=== What you will do ===
Skip the pictures and quote all of the lines exactly.

=== Exercise data ===

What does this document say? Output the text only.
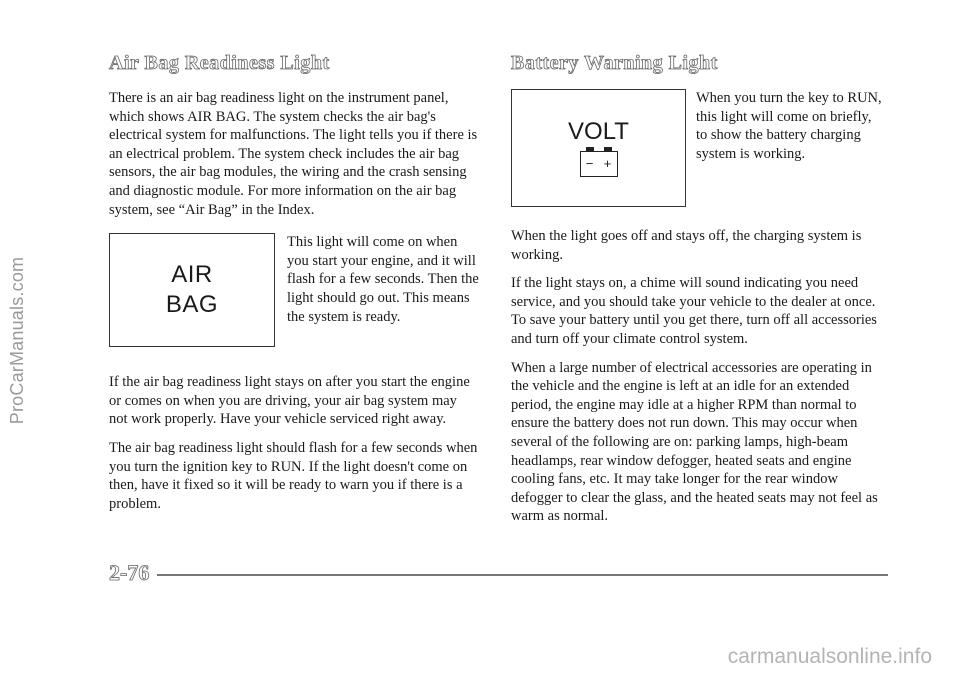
ProCarManuals.com
Air Bag Readiness Light

There is an air bag readiness light on the instrument panel, which shows AIR BAG. The system checks the air bag's electrical system for malfunctions. The light tells you if there is an electrical problem. The system check includes the air bag sensors, the air bag modules, the wiring and the crash sensing and diagnostic module. For more information on the air bag system, see “Air Bag” in the Index.

AIR
BAG
This light will come on when you start your engine, and it will flash for a few seconds. Then the light should go out. This means the system is ready.

If the air bag readiness light stays on after you start the engine or comes on when you are driving, your air bag system may not work properly. Have your vehicle serviced right away.

The air bag readiness light should flash for a few seconds when you turn the ignition key to RUN. If the light doesn't come on then, have it fixed so it will be ready to warn you if there is a problem.

Battery Warning Light
VOLT
− +
When you turn the key to RUN, this light will come on briefly, to show the battery charging system is working.

When the light goes off and stays off, the charging system is working.

If the light stays on, a chime will sound indicating you need service, and you should take your vehicle to the dealer at once. To save your battery until you get there, turn off all accessories and turn off your climate control system.

When a large number of electrical accessories are operating in the vehicle and the engine is left at an idle for an extended period, the engine may idle at a higher RPM than normal to ensure the battery does not run down. This may occur when several of the following are on: parking lamps, high-beam headlamps, rear window defogger, heated seats and engine cooling fans, etc. It may take longer for the rear window defogger to clear the glass, and the heated seats may not feel as warm as normal.

2-76
carmanualsonline.info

=== Result for this exercise ===
What does this document say? Output the text only.
ProCarManuals.com
Air Bag Readiness Light

There is an air bag readiness light on the instrument panel, which shows AIR BAG. The system checks the air bag's electrical system for malfunctions. The light tells you if there is an electrical problem. The system check includes the air bag sensors, the air bag modules, the wiring and the crash sensing and diagnostic module. For more information on the air bag system, see “Air Bag” in the Index.

AIR
BAG
This light will come on when you start your engine, and it will flash for a few seconds. Then the light should go out. This means the system is ready.

If the air bag readiness light stays on after you start the engine or comes on when you are driving, your air bag system may not work properly. Have your vehicle serviced right away.

The air bag readiness light should flash for a few seconds when you turn the ignition key to RUN. If the light doesn't come on then, have it fixed so it will be ready to warn you if there is a problem.

Battery Warning Light
VOLT
− +
When you turn the key to RUN, this light will come on briefly, to show the battery charging system is working.

When the light goes off and stays off, the charging system is working.

If the light stays on, a chime will sound indicating you need service, and you should take your vehicle to the dealer at once. To save your battery until you get there, turn off all accessories and turn off your climate control system.

When a large number of electrical accessories are operating in the vehicle and the engine is left at an idle for an extended period, the engine may idle at a higher RPM than normal to ensure the battery does not run down. This may occur when several of the following are on: parking lamps, high-beam headlamps, rear window defogger, heated seats and engine cooling fans, etc. It may take longer for the rear window defogger to clear the glass, and the heated seats may not feel as warm as normal.

2-76
carmanualsonline.info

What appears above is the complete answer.